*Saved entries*
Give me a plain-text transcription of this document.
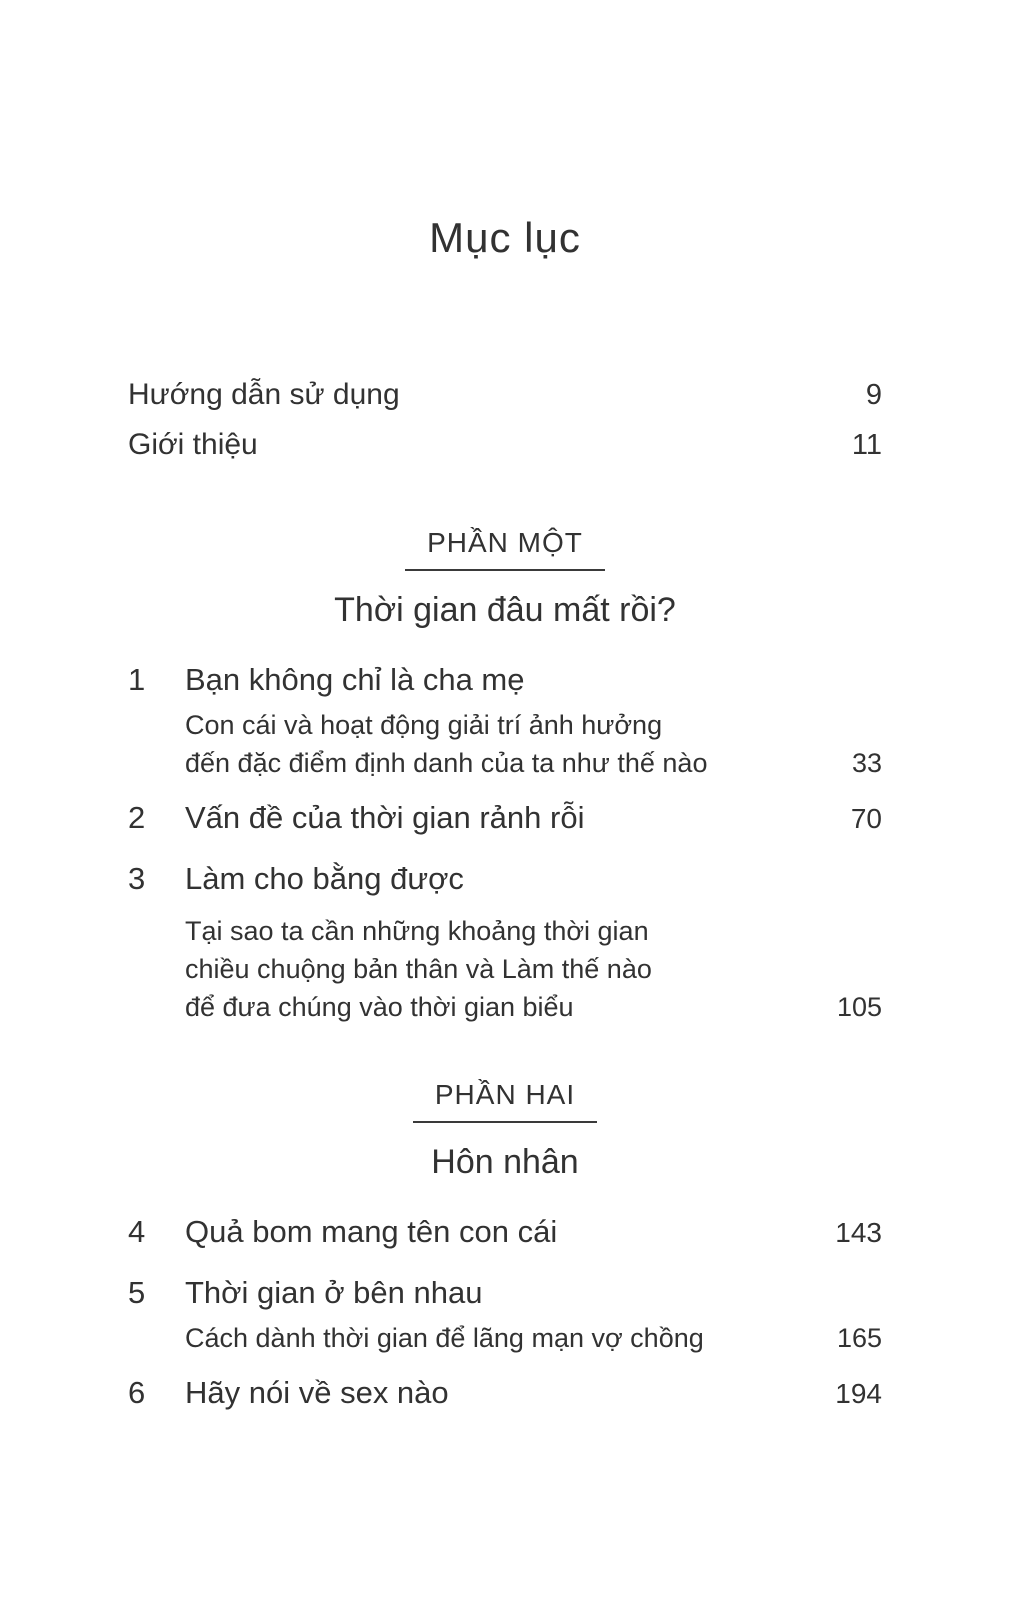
Mục lục
Hướng dẫn sử dụng	9
Giới thiệu	11
PHẦN MỘT
Thời gian đâu mất rồi?
1	Bạn không chỉ là cha mẹ
Con cái và hoạt động giải trí ảnh hưởng
đến đặc điểm định danh của ta như thế nào	33
2	Vấn đề của thời gian rảnh rỗi	70
3	Làm cho bằng được
Tại sao ta cần những khoảng thời gian
chiều chuộng bản thân và Làm thế nào
để đưa chúng vào thời gian biểu	105
PHẦN HAI
Hôn nhân
4	Quả bom mang tên con cái	143
5	Thời gian ở bên nhau
Cách dành thời gian để lãng mạn vợ chồng	165
6	Hãy nói về sex nào	194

*Description of the task*
Output every entry verbatim. Pictures do not belong in the copy.

*Completed exercise*
Give me a plain-text transcription of this document.
Mục lục
Hướng dẫn sử dụng	9
Giới thiệu	11
PHẦN MỘT
Thời gian đâu mất rồi?
1	Bạn không chỉ là cha mẹ
Con cái và hoạt động giải trí ảnh hưởng
đến đặc điểm định danh của ta như thế nào	33
2	Vấn đề của thời gian rảnh rỗi	70
3	Làm cho bằng được
Tại sao ta cần những khoảng thời gian
chiều chuộng bản thân và Làm thế nào
để đưa chúng vào thời gian biểu	105
PHẦN HAI
Hôn nhân
4	Quả bom mang tên con cái	143
5	Thời gian ở bên nhau
Cách dành thời gian để lãng mạn vợ chồng	165
6	Hãy nói về sex nào	194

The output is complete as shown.